[Stored items from a collection]

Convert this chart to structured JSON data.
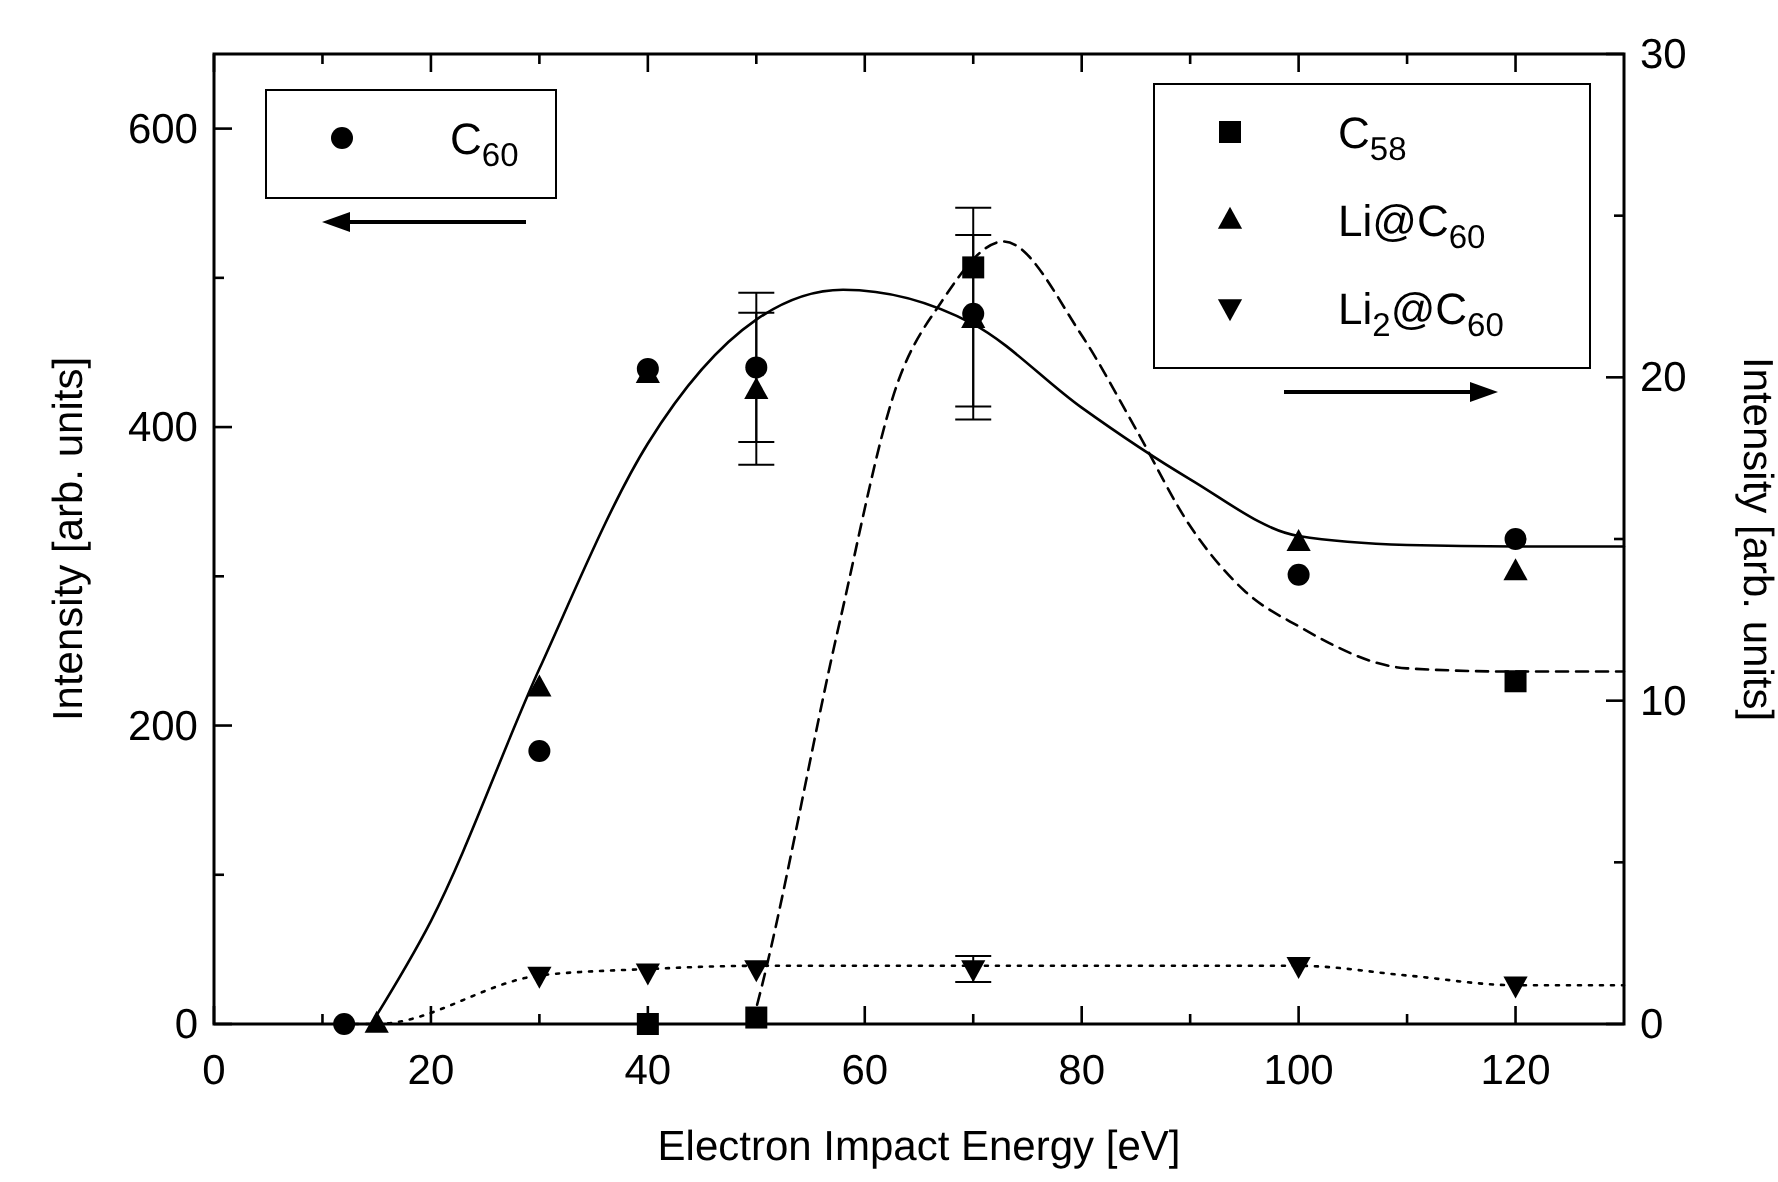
{
  "chart_data": {
    "type": "scatter",
    "xlabel": "Electron Impact Energy [eV]",
    "ylabel": "Intensity [arb. units]",
    "y2label": "Intensity [arb. units]",
    "xlim": [
      0,
      130
    ],
    "xticks": [
      0,
      {
        "value": 10,
        "label": null
      },
      20,
      {
        "value": 30,
        "label": null
      },
      40,
      {
        "value": 50,
        "label": null
      },
      60,
      {
        "value": 70,
        "label": null
      },
      80,
      {
        "value": 90,
        "label": null
      },
      100,
      {
        "value": 110,
        "label": null
      },
      120
    ],
    "ylim": [
      0,
      650
    ],
    "yticks": [
      0,
      {
        "value": 100,
        "label": null
      },
      200,
      {
        "value": 300,
        "label": null
      },
      400,
      {
        "value": 500,
        "label": null
      },
      600
    ],
    "y2lim": [
      0,
      30
    ],
    "y2ticks": [
      0,
      {
        "value": 5,
        "label": null
      },
      10,
      {
        "value": 15,
        "label": null
      },
      20,
      {
        "value": 25,
        "label": null
      },
      30
    ],
    "legend": "top",
    "series": [
      {
        "type": "line",
        "color": "#000000",
        "line_style": "solid",
        "x": [
          14.5,
          20,
          30,
          40,
          50,
          58,
          70,
          80,
          90,
          100,
          110,
          120,
          130
        ],
        "values": [
          0,
          69,
          238,
          389,
          472,
          492,
          469,
          413,
          365,
          327,
          321,
          320,
          320
        ]
      },
      {
        "type": "line",
        "axis": "y2",
        "color": "#000000",
        "line_style": "dashed",
        "x": [
          49.6,
          50,
          57.6,
          63,
          67,
          72.8,
          80,
          85,
          90,
          95,
          100,
          110,
          120,
          130
        ],
        "values": [
          0,
          0.5,
          12.3,
          19.8,
          22.3,
          24.2,
          21.3,
          18.4,
          15.4,
          13.4,
          12.3,
          11.0,
          10.9,
          10.9
        ]
      },
      {
        "type": "line",
        "axis": "y2",
        "color": "#000000",
        "line_style": "dotted",
        "x": [
          12,
          15,
          30,
          40,
          50,
          70,
          100,
          110,
          120,
          130
        ],
        "values": [
          0,
          0,
          1.5,
          1.7,
          1.8,
          1.8,
          1.8,
          1.5,
          1.2,
          1.2
        ]
      },
      {
        "name": "C$_{60}$",
        "color": "#000000",
        "marker": "circle",
        "x": [
          12,
          30,
          40,
          50,
          70,
          100,
          120
        ],
        "values": [
          0,
          183,
          439,
          440,
          476,
          301,
          325
        ],
        "errors": [
          null,
          null,
          null,
          50,
          [
            405,
            547
          ],
          null,
          null
        ]
      },
      {
        "name": "C$_{58}$",
        "axis": "y2",
        "color": "#000000",
        "marker": "square",
        "x": [
          40,
          50,
          70,
          120
        ],
        "values": [
          0,
          0.2,
          23.4,
          10.6
        ]
      },
      {
        "name": "Li@C$_{60}$",
        "axis": "y2",
        "color": "#000000",
        "marker": "triangle",
        "x": [
          15,
          30,
          40,
          50,
          70,
          100,
          120
        ],
        "values": [
          0,
          10.4,
          20.1,
          19.6,
          21.8,
          14.9,
          14.0
        ],
        "errors": [
          null,
          null,
          null,
          [
            17.3,
            22.0
          ],
          [
            19.1,
            24.4
          ],
          null,
          null
        ]
      },
      {
        "name": "Li$_{2}$@C$_{60}$",
        "axis": "y2",
        "color": "#000000",
        "marker": "triangle-down",
        "x": [
          30,
          40,
          50,
          70,
          100,
          120
        ],
        "values": [
          1.5,
          1.6,
          1.7,
          1.7,
          1.8,
          1.2
        ],
        "errors": [
          null,
          null,
          null,
          0.4,
          null,
          null
        ]
      }
    ]
  }
}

What you have to do: Transcribe each line above verbatim, with the pictures left out.

Complete output:
Convert this chart to structured JSON data.
{
  "chart_data": {
    "type": "scatter",
    "xlabel": "Electron Impact Energy [eV]",
    "ylabel": "Intensity [arb. units]",
    "y2label": "Intensity [arb. units]",
    "xlim": [
      0,
      130
    ],
    "xticks": [
      0,
      {
        "value": 10,
        "label": null
      },
      20,
      {
        "value": 30,
        "label": null
      },
      40,
      {
        "value": 50,
        "label": null
      },
      60,
      {
        "value": 70,
        "label": null
      },
      80,
      {
        "value": 90,
        "label": null
      },
      100,
      {
        "value": 110,
        "label": null
      },
      120
    ],
    "ylim": [
      0,
      650
    ],
    "yticks": [
      0,
      {
        "value": 100,
        "label": null
      },
      200,
      {
        "value": 300,
        "label": null
      },
      400,
      {
        "value": 500,
        "label": null
      },
      600
    ],
    "y2lim": [
      0,
      30
    ],
    "y2ticks": [
      0,
      {
        "value": 5,
        "label": null
      },
      10,
      {
        "value": 15,
        "label": null
      },
      20,
      {
        "value": 25,
        "label": null
      },
      30
    ],
    "legend": "top",
    "series": [
      {
        "type": "line",
        "color": "#000000",
        "line_style": "solid",
        "x": [
          14.5,
          20,
          30,
          40,
          50,
          58,
          70,
          80,
          90,
          100,
          110,
          120,
          130
        ],
        "values": [
          0,
          69,
          238,
          389,
          472,
          492,
          469,
          413,
          365,
          327,
          321,
          320,
          320
        ]
      },
      {
        "type": "line",
        "axis": "y2",
        "color": "#000000",
        "line_style": "dashed",
        "x": [
          49.6,
          50,
          57.6,
          63,
          67,
          72.8,
          80,
          85,
          90,
          95,
          100,
          110,
          120,
          130
        ],
        "values": [
          0,
          0.5,
          12.3,
          19.8,
          22.3,
          24.2,
          21.3,
          18.4,
          15.4,
          13.4,
          12.3,
          11.0,
          10.9,
          10.9
        ]
      },
      {
        "type": "line",
        "axis": "y2",
        "color": "#000000",
        "line_style": "dotted",
        "x": [
          12,
          15,
          30,
          40,
          50,
          70,
          100,
          110,
          120,
          130
        ],
        "values": [
          0,
          0,
          1.5,
          1.7,
          1.8,
          1.8,
          1.8,
          1.5,
          1.2,
          1.2
        ]
      },
      {
        "name": "C$_{60}$",
        "color": "#000000",
        "marker": "circle",
        "x": [
          12,
          30,
          40,
          50,
          70,
          100,
          120
        ],
        "values": [
          0,
          183,
          439,
          440,
          476,
          301,
          325
        ],
        "errors": [
          null,
          null,
          null,
          50,
          [
            405,
            547
          ],
          null,
          null
        ]
      },
      {
        "name": "C$_{58}$",
        "axis": "y2",
        "color": "#000000",
        "marker": "square",
        "x": [
          40,
          50,
          70,
          120
        ],
        "values": [
          0,
          0.2,
          23.4,
          10.6
        ]
      },
      {
        "name": "Li@C$_{60}$",
        "axis": "y2",
        "color": "#000000",
        "marker": "triangle",
        "x": [
          15,
          30,
          40,
          50,
          70,
          100,
          120
        ],
        "values": [
          0,
          10.4,
          20.1,
          19.6,
          21.8,
          14.9,
          14.0
        ],
        "errors": [
          null,
          null,
          null,
          [
            17.3,
            22.0
          ],
          [
            19.1,
            24.4
          ],
          null,
          null
        ]
      },
      {
        "name": "Li$_{2}$@C$_{60}$",
        "axis": "y2",
        "color": "#000000",
        "marker": "triangle-down",
        "x": [
          30,
          40,
          50,
          70,
          100,
          120
        ],
        "values": [
          1.5,
          1.6,
          1.7,
          1.7,
          1.8,
          1.2
        ],
        "errors": [
          null,
          null,
          null,
          0.4,
          null,
          null
        ]
      }
    ]
  }
}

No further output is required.